— Start —
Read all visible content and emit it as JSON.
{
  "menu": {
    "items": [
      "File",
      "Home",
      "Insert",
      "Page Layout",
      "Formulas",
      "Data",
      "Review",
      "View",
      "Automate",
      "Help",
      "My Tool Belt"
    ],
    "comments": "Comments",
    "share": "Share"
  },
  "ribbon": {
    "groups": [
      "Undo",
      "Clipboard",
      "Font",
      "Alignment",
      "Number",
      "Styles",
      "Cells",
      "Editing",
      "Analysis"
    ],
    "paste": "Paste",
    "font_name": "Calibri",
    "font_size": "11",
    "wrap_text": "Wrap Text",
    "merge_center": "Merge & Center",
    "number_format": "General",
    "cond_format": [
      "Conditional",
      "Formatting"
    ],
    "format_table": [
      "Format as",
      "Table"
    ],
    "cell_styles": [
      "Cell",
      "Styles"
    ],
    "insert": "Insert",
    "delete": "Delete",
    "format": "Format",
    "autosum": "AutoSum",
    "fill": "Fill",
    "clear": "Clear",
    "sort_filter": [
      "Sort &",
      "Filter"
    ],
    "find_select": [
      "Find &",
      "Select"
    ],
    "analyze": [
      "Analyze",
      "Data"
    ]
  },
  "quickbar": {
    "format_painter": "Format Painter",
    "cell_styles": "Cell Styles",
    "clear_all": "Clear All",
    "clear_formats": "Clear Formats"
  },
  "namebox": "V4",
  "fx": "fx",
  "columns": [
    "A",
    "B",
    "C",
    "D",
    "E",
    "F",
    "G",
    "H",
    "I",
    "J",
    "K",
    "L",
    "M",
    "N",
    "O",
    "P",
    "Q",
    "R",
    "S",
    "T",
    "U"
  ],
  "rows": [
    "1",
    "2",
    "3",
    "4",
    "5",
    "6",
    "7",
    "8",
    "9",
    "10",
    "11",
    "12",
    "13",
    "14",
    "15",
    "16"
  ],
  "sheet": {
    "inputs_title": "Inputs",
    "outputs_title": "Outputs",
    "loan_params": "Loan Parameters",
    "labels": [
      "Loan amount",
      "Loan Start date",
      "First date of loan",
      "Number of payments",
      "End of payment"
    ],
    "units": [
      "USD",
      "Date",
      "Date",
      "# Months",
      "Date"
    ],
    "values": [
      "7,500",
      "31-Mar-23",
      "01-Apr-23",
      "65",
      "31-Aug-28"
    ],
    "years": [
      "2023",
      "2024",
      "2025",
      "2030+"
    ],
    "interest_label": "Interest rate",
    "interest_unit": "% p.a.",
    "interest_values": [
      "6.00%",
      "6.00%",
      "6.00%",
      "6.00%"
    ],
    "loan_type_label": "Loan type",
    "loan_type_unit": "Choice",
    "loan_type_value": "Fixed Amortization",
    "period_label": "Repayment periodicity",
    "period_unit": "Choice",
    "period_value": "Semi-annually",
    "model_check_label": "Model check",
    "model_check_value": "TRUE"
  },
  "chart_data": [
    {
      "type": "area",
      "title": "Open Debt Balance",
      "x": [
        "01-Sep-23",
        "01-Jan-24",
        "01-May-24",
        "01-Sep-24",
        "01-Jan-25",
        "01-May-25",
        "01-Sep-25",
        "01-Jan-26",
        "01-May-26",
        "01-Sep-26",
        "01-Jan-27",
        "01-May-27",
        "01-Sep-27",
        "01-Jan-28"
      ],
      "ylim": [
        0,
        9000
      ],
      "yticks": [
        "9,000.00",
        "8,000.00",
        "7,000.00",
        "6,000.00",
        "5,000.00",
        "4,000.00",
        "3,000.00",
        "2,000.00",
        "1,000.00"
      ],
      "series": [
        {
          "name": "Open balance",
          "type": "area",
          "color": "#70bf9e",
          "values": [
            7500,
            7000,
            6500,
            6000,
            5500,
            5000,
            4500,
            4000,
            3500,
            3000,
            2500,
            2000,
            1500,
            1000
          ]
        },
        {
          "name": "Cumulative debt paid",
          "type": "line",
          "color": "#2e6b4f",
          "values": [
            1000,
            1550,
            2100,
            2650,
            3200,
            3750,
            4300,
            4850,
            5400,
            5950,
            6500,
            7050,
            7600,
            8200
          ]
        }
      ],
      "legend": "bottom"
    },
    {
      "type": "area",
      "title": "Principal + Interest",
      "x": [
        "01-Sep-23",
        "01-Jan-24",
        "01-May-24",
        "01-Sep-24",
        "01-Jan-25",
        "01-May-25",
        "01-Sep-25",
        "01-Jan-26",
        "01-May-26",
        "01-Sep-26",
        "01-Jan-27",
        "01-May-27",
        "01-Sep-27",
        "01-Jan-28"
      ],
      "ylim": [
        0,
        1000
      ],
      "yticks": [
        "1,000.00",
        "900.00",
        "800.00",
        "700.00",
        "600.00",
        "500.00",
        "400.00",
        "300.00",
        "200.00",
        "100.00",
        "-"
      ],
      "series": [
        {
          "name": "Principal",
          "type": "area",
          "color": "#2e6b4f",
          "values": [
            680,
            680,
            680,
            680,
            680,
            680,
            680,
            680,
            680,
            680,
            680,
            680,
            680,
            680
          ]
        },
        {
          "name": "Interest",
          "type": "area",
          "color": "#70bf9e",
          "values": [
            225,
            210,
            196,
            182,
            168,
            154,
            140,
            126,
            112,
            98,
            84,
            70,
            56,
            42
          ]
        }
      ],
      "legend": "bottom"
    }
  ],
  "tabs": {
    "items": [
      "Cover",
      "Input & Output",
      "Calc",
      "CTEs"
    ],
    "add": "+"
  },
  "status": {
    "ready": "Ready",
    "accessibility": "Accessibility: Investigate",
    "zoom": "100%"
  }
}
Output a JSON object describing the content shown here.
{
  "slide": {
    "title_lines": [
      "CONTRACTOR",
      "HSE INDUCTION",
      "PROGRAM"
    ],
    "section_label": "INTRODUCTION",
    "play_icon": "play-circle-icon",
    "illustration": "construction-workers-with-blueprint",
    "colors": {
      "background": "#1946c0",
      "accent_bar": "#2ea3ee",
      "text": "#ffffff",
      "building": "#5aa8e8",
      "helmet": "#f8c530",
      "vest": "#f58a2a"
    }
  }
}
— End —
→ TASK INSTRUCTIONS
Consider the entries above and return each line with the string "content".

→ CORRECT OUTPUT
Read all visible content and emit it as JSON.
Output a JSON object describing the content shown here.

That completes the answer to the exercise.